[Opening THE DATA section]

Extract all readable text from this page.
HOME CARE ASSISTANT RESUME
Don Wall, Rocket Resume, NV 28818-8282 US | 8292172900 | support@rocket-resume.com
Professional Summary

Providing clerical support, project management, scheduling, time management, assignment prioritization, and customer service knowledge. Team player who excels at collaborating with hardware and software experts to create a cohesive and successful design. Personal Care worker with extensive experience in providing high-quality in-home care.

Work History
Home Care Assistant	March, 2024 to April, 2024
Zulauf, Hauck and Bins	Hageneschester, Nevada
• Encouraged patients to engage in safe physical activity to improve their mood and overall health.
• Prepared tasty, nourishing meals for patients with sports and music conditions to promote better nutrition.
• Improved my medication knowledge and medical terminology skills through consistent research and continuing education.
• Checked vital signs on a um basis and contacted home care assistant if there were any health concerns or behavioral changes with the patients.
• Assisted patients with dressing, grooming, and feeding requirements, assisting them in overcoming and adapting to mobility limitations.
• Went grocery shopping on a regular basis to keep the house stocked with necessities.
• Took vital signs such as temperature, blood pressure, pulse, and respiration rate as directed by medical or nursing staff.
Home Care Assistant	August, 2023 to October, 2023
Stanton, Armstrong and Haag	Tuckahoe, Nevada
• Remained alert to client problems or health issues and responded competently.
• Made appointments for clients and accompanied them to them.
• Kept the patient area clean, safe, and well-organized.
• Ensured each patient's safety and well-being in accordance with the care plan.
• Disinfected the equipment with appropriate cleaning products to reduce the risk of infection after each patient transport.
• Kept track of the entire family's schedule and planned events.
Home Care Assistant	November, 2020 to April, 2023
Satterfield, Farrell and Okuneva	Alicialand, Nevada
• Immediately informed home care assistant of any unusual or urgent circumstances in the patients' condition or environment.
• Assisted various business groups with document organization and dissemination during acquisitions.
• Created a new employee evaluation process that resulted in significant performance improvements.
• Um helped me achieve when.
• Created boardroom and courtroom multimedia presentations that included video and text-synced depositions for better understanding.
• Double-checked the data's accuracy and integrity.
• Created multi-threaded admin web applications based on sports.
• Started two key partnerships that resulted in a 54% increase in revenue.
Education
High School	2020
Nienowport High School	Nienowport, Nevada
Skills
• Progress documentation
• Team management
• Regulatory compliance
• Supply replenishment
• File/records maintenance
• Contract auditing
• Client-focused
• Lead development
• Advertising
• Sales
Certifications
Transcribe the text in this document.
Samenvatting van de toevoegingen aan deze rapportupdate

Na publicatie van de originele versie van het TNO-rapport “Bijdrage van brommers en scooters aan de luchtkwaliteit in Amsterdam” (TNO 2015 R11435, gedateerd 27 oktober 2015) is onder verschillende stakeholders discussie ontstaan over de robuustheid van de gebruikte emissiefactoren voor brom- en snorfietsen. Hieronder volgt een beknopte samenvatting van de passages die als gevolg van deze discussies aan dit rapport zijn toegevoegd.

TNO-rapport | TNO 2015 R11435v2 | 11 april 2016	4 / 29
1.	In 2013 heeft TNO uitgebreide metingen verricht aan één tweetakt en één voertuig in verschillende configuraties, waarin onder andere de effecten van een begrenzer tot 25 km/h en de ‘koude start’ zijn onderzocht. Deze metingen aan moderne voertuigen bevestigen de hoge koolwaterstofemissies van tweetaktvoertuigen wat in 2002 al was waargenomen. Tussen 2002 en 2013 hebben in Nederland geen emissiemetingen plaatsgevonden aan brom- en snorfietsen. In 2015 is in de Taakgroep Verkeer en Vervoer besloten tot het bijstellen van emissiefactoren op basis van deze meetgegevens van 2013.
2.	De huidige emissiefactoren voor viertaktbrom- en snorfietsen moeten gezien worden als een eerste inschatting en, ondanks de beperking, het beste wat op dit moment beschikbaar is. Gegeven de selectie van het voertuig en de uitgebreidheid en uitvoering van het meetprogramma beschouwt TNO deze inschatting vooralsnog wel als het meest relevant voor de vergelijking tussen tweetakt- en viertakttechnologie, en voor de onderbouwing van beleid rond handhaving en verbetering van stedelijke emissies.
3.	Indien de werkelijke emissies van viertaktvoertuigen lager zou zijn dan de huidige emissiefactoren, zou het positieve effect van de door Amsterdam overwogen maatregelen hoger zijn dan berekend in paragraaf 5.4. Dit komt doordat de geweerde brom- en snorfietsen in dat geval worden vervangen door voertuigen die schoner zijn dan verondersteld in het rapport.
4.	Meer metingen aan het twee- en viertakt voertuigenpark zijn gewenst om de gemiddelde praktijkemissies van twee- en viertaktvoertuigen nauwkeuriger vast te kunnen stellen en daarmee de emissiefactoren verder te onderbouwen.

[Closing THE DATA section]

- YOUR OBJECTIVE
Search the entries for the string "health" and copy each line where it occurs.

- COMPLETED EXERCISE
• Encouraged patients to engage in safe physical activity to improve their mood and overall health.
• Checked vital signs on a um basis and contacted home care assistant if there were any health concerns or behavioral changes with the patients.
• Remained alert to client problems or health issues and responded competently.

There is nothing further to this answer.